Can you pull out each line of the data below that includes the word "this"?

== Data for the task ==
--- --- ---

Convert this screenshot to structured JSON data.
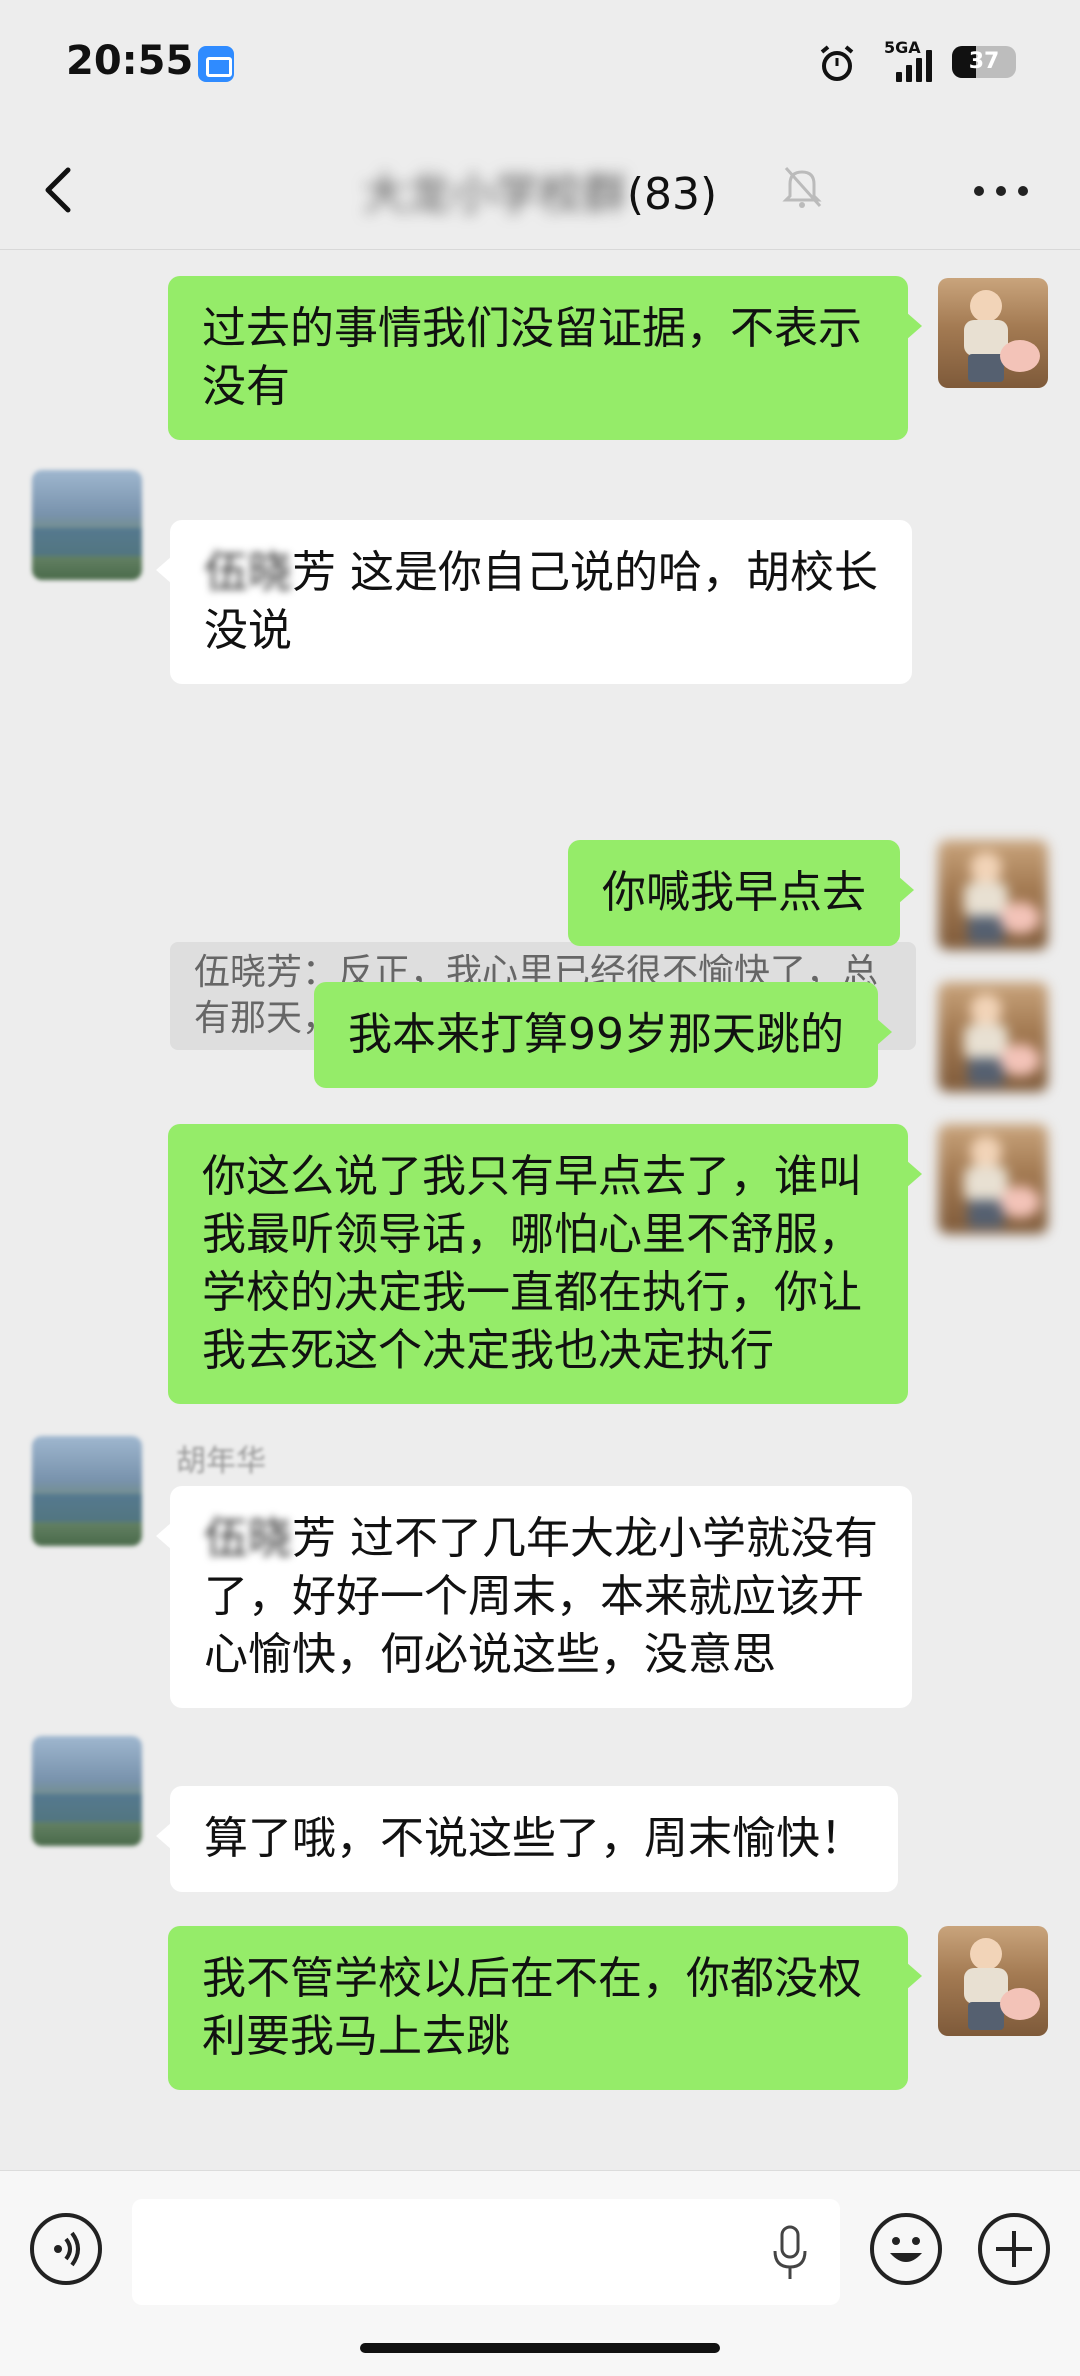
{
  "status_bar": {
    "time": "20:55",
    "network": "5GA",
    "battery": "37",
    "battery_level": 0.37
  },
  "header": {
    "title_hidden": "大龙小学校群",
    "title_visible": "(83)",
    "icons": [
      "back-icon",
      "mute-icon",
      "more-icon"
    ]
  },
  "messages": [
    {
      "side": "me",
      "text": "过去的事情我们没留证据，不表示没有"
    },
    {
      "side": "other",
      "sender": "",
      "mention": "伍晓",
      "text": "芳  这是你自己说的哈，胡校长没说",
      "quote": "伍晓芳：反正，我心里已经很不愉快了，总有那天，我要在大龙小学跳楼"
    },
    {
      "side": "me",
      "text": "你喊我早点去"
    },
    {
      "side": "me",
      "text": "我本来打算99岁那天跳的"
    },
    {
      "side": "me",
      "text": "你这么说了我只有早点去了，谁叫我最听领导话，哪怕心里不舒服，学校的决定我一直都在执行，你让我去死这个决定我也决定执行"
    },
    {
      "side": "other",
      "sender": "胡年华",
      "mention": "伍晓",
      "text": "芳  过不了几年大龙小学就没有了，好好一个周末，本来就应该开心愉快，何必说这些，没意思"
    },
    {
      "side": "other",
      "sender": "",
      "mention": "",
      "text": "算了哦，不说这些了，周末愉快！"
    },
    {
      "side": "me",
      "text": "我不管学校以后在不在，你都没权利要我马上去跳"
    }
  ],
  "input_bar": {
    "placeholder": "",
    "icons": [
      "voice-icon",
      "microphone-icon",
      "emoji-icon",
      "plus-icon"
    ]
  },
  "colors": {
    "chat_background": "#ededed",
    "my_bubble": "#95ec69",
    "other_bubble": "#ffffff",
    "quote_background": "#dedede"
  }
}
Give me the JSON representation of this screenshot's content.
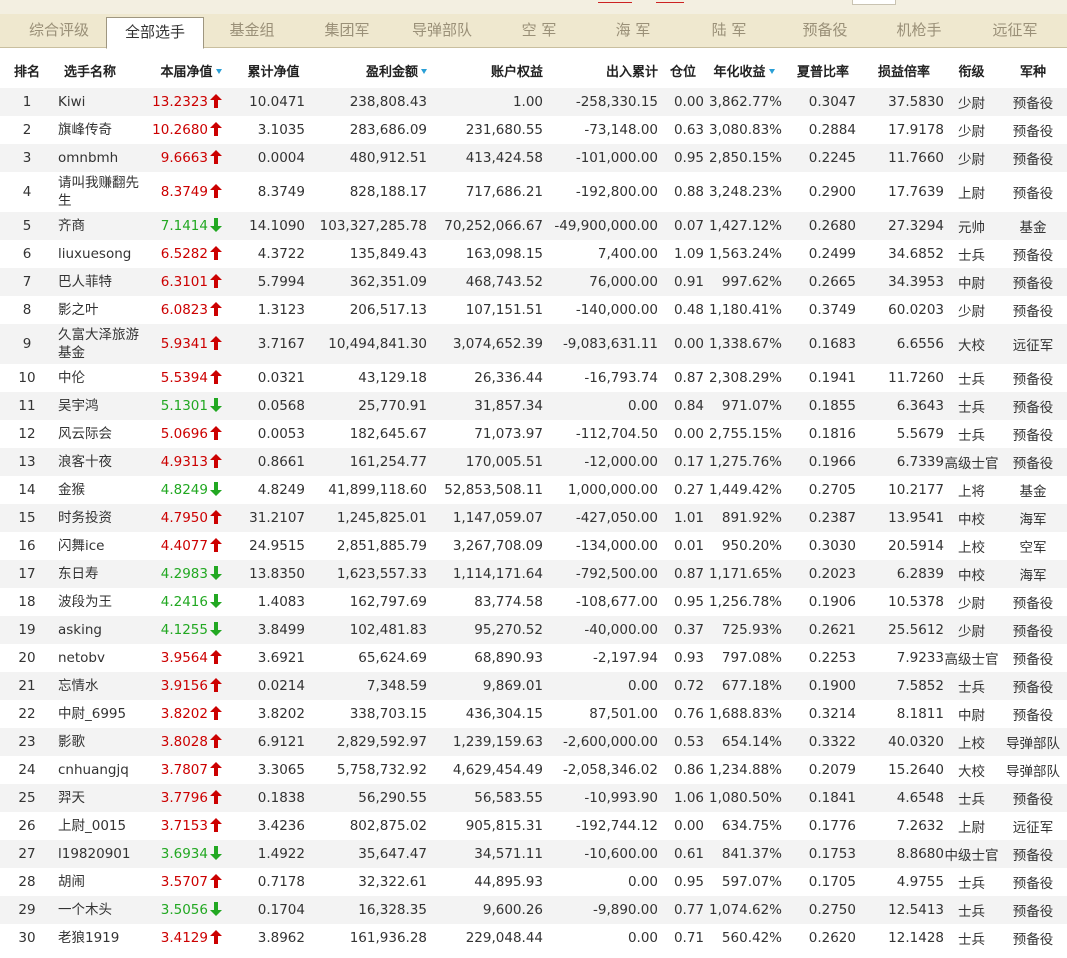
{
  "tabs": [
    {
      "label": "综合评级",
      "active": false
    },
    {
      "label": "全部选手",
      "active": true
    },
    {
      "label": "基金组",
      "active": false
    },
    {
      "label": "集团军",
      "active": false
    },
    {
      "label": "导弹部队",
      "active": false
    },
    {
      "label": "空 军",
      "active": false
    },
    {
      "label": "海 军",
      "active": false
    },
    {
      "label": "陆 军",
      "active": false
    },
    {
      "label": "预备役",
      "active": false
    },
    {
      "label": "机枪手",
      "active": false
    },
    {
      "label": "远征军",
      "active": false
    }
  ],
  "columns": [
    "排名",
    "选手名称",
    "本届净值",
    "累计净值",
    "盈利金额",
    "账户权益",
    "出入累计",
    "仓位",
    "年化收益",
    "夏普比率",
    "损益倍率",
    "衔级",
    "军种"
  ],
  "sorted_columns": [
    "本届净值",
    "盈利金额",
    "年化收益"
  ],
  "colors": {
    "up": "#cc0000",
    "down": "#22a822",
    "sort_indicator": "#2a9fd6",
    "tab_bg": "#efe8cf"
  },
  "icons": {
    "up": "red-up-arrow-icon",
    "down": "green-down-arrow-icon",
    "sort": "sort-desc-icon"
  },
  "rows": [
    {
      "rank": "1",
      "name": "Kiwi",
      "nav": "13.2323",
      "dir": "up",
      "cum": "10.0471",
      "profit": "238,808.43",
      "equity": "1.00",
      "flow": "-258,330.15",
      "pos": "0.00",
      "annual": "3,862.77%",
      "sharpe": "0.3047",
      "ratio": "37.5830",
      "rankTitle": "少尉",
      "branch": "预备役"
    },
    {
      "rank": "2",
      "name": "旗峰传奇",
      "nav": "10.2680",
      "dir": "up",
      "cum": "3.1035",
      "profit": "283,686.09",
      "equity": "231,680.55",
      "flow": "-73,148.00",
      "pos": "0.63",
      "annual": "3,080.83%",
      "sharpe": "0.2884",
      "ratio": "17.9178",
      "rankTitle": "少尉",
      "branch": "预备役"
    },
    {
      "rank": "3",
      "name": "omnbmh",
      "nav": "9.6663",
      "dir": "up",
      "cum": "0.0004",
      "profit": "480,912.51",
      "equity": "413,424.58",
      "flow": "-101,000.00",
      "pos": "0.95",
      "annual": "2,850.15%",
      "sharpe": "0.2245",
      "ratio": "11.7660",
      "rankTitle": "少尉",
      "branch": "预备役"
    },
    {
      "rank": "4",
      "name": "请叫我赚翻先生",
      "nav": "8.3749",
      "dir": "up",
      "cum": "8.3749",
      "profit": "828,188.17",
      "equity": "717,686.21",
      "flow": "-192,800.00",
      "pos": "0.88",
      "annual": "3,248.23%",
      "sharpe": "0.2900",
      "ratio": "17.7639",
      "rankTitle": "上尉",
      "branch": "预备役",
      "tall": true
    },
    {
      "rank": "5",
      "name": "齐商",
      "nav": "7.1414",
      "dir": "down",
      "cum": "14.1090",
      "profit": "103,327,285.78",
      "equity": "70,252,066.67",
      "flow": "-49,900,000.00",
      "pos": "0.07",
      "annual": "1,427.12%",
      "sharpe": "0.2680",
      "ratio": "27.3294",
      "rankTitle": "元帅",
      "branch": "基金"
    },
    {
      "rank": "6",
      "name": "liuxuesong",
      "nav": "6.5282",
      "dir": "up",
      "cum": "4.3722",
      "profit": "135,849.43",
      "equity": "163,098.15",
      "flow": "7,400.00",
      "pos": "1.09",
      "annual": "1,563.24%",
      "sharpe": "0.2499",
      "ratio": "34.6852",
      "rankTitle": "士兵",
      "branch": "预备役"
    },
    {
      "rank": "7",
      "name": "巴人菲特",
      "nav": "6.3101",
      "dir": "up",
      "cum": "5.7994",
      "profit": "362,351.09",
      "equity": "468,743.52",
      "flow": "76,000.00",
      "pos": "0.91",
      "annual": "997.62%",
      "sharpe": "0.2665",
      "ratio": "34.3953",
      "rankTitle": "中尉",
      "branch": "预备役"
    },
    {
      "rank": "8",
      "name": "影之叶",
      "nav": "6.0823",
      "dir": "up",
      "cum": "1.3123",
      "profit": "206,517.13",
      "equity": "107,151.51",
      "flow": "-140,000.00",
      "pos": "0.48",
      "annual": "1,180.41%",
      "sharpe": "0.3749",
      "ratio": "60.0203",
      "rankTitle": "少尉",
      "branch": "预备役"
    },
    {
      "rank": "9",
      "name": "久富大泽旅游基金",
      "nav": "5.9341",
      "dir": "up",
      "cum": "3.7167",
      "profit": "10,494,841.30",
      "equity": "3,074,652.39",
      "flow": "-9,083,631.11",
      "pos": "0.00",
      "annual": "1,338.67%",
      "sharpe": "0.1683",
      "ratio": "6.6556",
      "rankTitle": "大校",
      "branch": "远征军",
      "tall": true
    },
    {
      "rank": "10",
      "name": "中伦",
      "nav": "5.5394",
      "dir": "up",
      "cum": "0.0321",
      "profit": "43,129.18",
      "equity": "26,336.44",
      "flow": "-16,793.74",
      "pos": "0.87",
      "annual": "2,308.29%",
      "sharpe": "0.1941",
      "ratio": "11.7260",
      "rankTitle": "士兵",
      "branch": "预备役"
    },
    {
      "rank": "11",
      "name": "吴宇鸿",
      "nav": "5.1301",
      "dir": "down",
      "cum": "0.0568",
      "profit": "25,770.91",
      "equity": "31,857.34",
      "flow": "0.00",
      "pos": "0.84",
      "annual": "971.07%",
      "sharpe": "0.1855",
      "ratio": "6.3643",
      "rankTitle": "士兵",
      "branch": "预备役"
    },
    {
      "rank": "12",
      "name": "风云际会",
      "nav": "5.0696",
      "dir": "up",
      "cum": "0.0053",
      "profit": "182,645.67",
      "equity": "71,073.97",
      "flow": "-112,704.50",
      "pos": "0.00",
      "annual": "2,755.15%",
      "sharpe": "0.1816",
      "ratio": "5.5679",
      "rankTitle": "士兵",
      "branch": "预备役"
    },
    {
      "rank": "13",
      "name": "浪客十夜",
      "nav": "4.9313",
      "dir": "up",
      "cum": "0.8661",
      "profit": "161,254.77",
      "equity": "170,005.51",
      "flow": "-12,000.00",
      "pos": "0.17",
      "annual": "1,275.76%",
      "sharpe": "0.1966",
      "ratio": "6.7339",
      "rankTitle": "高级士官",
      "branch": "预备役"
    },
    {
      "rank": "14",
      "name": "金猴",
      "nav": "4.8249",
      "dir": "down",
      "cum": "4.8249",
      "profit": "41,899,118.60",
      "equity": "52,853,508.11",
      "flow": "1,000,000.00",
      "pos": "0.27",
      "annual": "1,449.42%",
      "sharpe": "0.2705",
      "ratio": "10.2177",
      "rankTitle": "上将",
      "branch": "基金"
    },
    {
      "rank": "15",
      "name": "时务投资",
      "nav": "4.7950",
      "dir": "up",
      "cum": "31.2107",
      "profit": "1,245,825.01",
      "equity": "1,147,059.07",
      "flow": "-427,050.00",
      "pos": "1.01",
      "annual": "891.92%",
      "sharpe": "0.2387",
      "ratio": "13.9541",
      "rankTitle": "中校",
      "branch": "海军"
    },
    {
      "rank": "16",
      "name": "闪舞ice",
      "nav": "4.4077",
      "dir": "up",
      "cum": "24.9515",
      "profit": "2,851,885.79",
      "equity": "3,267,708.09",
      "flow": "-134,000.00",
      "pos": "0.01",
      "annual": "950.20%",
      "sharpe": "0.3030",
      "ratio": "20.5914",
      "rankTitle": "上校",
      "branch": "空军"
    },
    {
      "rank": "17",
      "name": "东日寿",
      "nav": "4.2983",
      "dir": "down",
      "cum": "13.8350",
      "profit": "1,623,557.33",
      "equity": "1,114,171.64",
      "flow": "-792,500.00",
      "pos": "0.87",
      "annual": "1,171.65%",
      "sharpe": "0.2023",
      "ratio": "6.2839",
      "rankTitle": "中校",
      "branch": "海军"
    },
    {
      "rank": "18",
      "name": "波段为王",
      "nav": "4.2416",
      "dir": "down",
      "cum": "1.4083",
      "profit": "162,797.69",
      "equity": "83,774.58",
      "flow": "-108,677.00",
      "pos": "0.95",
      "annual": "1,256.78%",
      "sharpe": "0.1906",
      "ratio": "10.5378",
      "rankTitle": "少尉",
      "branch": "预备役"
    },
    {
      "rank": "19",
      "name": "asking",
      "nav": "4.1255",
      "dir": "down",
      "cum": "3.8499",
      "profit": "102,481.83",
      "equity": "95,270.52",
      "flow": "-40,000.00",
      "pos": "0.37",
      "annual": "725.93%",
      "sharpe": "0.2621",
      "ratio": "25.5612",
      "rankTitle": "少尉",
      "branch": "预备役"
    },
    {
      "rank": "20",
      "name": "netobv",
      "nav": "3.9564",
      "dir": "up",
      "cum": "3.6921",
      "profit": "65,624.69",
      "equity": "68,890.93",
      "flow": "-2,197.94",
      "pos": "0.93",
      "annual": "797.08%",
      "sharpe": "0.2253",
      "ratio": "7.9233",
      "rankTitle": "高级士官",
      "branch": "预备役"
    },
    {
      "rank": "21",
      "name": "忘情水",
      "nav": "3.9156",
      "dir": "up",
      "cum": "0.0214",
      "profit": "7,348.59",
      "equity": "9,869.01",
      "flow": "0.00",
      "pos": "0.72",
      "annual": "677.18%",
      "sharpe": "0.1900",
      "ratio": "7.5852",
      "rankTitle": "士兵",
      "branch": "预备役"
    },
    {
      "rank": "22",
      "name": "中尉_6995",
      "nav": "3.8202",
      "dir": "up",
      "cum": "3.8202",
      "profit": "338,703.15",
      "equity": "436,304.15",
      "flow": "87,501.00",
      "pos": "0.76",
      "annual": "1,688.83%",
      "sharpe": "0.3214",
      "ratio": "8.1811",
      "rankTitle": "中尉",
      "branch": "预备役"
    },
    {
      "rank": "23",
      "name": "影歌",
      "nav": "3.8028",
      "dir": "up",
      "cum": "6.9121",
      "profit": "2,829,592.97",
      "equity": "1,239,159.63",
      "flow": "-2,600,000.00",
      "pos": "0.53",
      "annual": "654.14%",
      "sharpe": "0.3322",
      "ratio": "40.0320",
      "rankTitle": "上校",
      "branch": "导弹部队"
    },
    {
      "rank": "24",
      "name": "cnhuangjq",
      "nav": "3.7807",
      "dir": "up",
      "cum": "3.3065",
      "profit": "5,758,732.92",
      "equity": "4,629,454.49",
      "flow": "-2,058,346.02",
      "pos": "0.86",
      "annual": "1,234.88%",
      "sharpe": "0.2079",
      "ratio": "15.2640",
      "rankTitle": "大校",
      "branch": "导弹部队"
    },
    {
      "rank": "25",
      "name": "羿天",
      "nav": "3.7796",
      "dir": "up",
      "cum": "0.1838",
      "profit": "56,290.55",
      "equity": "56,583.55",
      "flow": "-10,993.90",
      "pos": "1.06",
      "annual": "1,080.50%",
      "sharpe": "0.1841",
      "ratio": "4.6548",
      "rankTitle": "士兵",
      "branch": "预备役"
    },
    {
      "rank": "26",
      "name": "上尉_0015",
      "nav": "3.7153",
      "dir": "up",
      "cum": "3.4236",
      "profit": "802,875.02",
      "equity": "905,815.31",
      "flow": "-192,744.12",
      "pos": "0.00",
      "annual": "634.75%",
      "sharpe": "0.1776",
      "ratio": "7.2632",
      "rankTitle": "上尉",
      "branch": "远征军"
    },
    {
      "rank": "27",
      "name": "l19820901",
      "nav": "3.6934",
      "dir": "down",
      "cum": "1.4922",
      "profit": "35,647.47",
      "equity": "34,571.11",
      "flow": "-10,600.00",
      "pos": "0.61",
      "annual": "841.37%",
      "sharpe": "0.1753",
      "ratio": "8.8680",
      "rankTitle": "中级士官",
      "branch": "预备役"
    },
    {
      "rank": "28",
      "name": "胡闹",
      "nav": "3.5707",
      "dir": "up",
      "cum": "0.7178",
      "profit": "32,322.61",
      "equity": "44,895.93",
      "flow": "0.00",
      "pos": "0.95",
      "annual": "597.07%",
      "sharpe": "0.1705",
      "ratio": "4.9755",
      "rankTitle": "士兵",
      "branch": "预备役"
    },
    {
      "rank": "29",
      "name": "一个木头",
      "nav": "3.5056",
      "dir": "down",
      "cum": "0.1704",
      "profit": "16,328.35",
      "equity": "9,600.26",
      "flow": "-9,890.00",
      "pos": "0.77",
      "annual": "1,074.62%",
      "sharpe": "0.2750",
      "ratio": "12.5413",
      "rankTitle": "士兵",
      "branch": "预备役"
    },
    {
      "rank": "30",
      "name": "老狼1919",
      "nav": "3.4129",
      "dir": "up",
      "cum": "3.8962",
      "profit": "161,936.28",
      "equity": "229,048.44",
      "flow": "0.00",
      "pos": "0.71",
      "annual": "560.42%",
      "sharpe": "0.2620",
      "ratio": "12.1428",
      "rankTitle": "士兵",
      "branch": "预备役"
    }
  ]
}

--- --- ---

== Solved exercise ==
Convert this screenshot to structured JSON data.
Give me the JSON representation of this screenshot's content.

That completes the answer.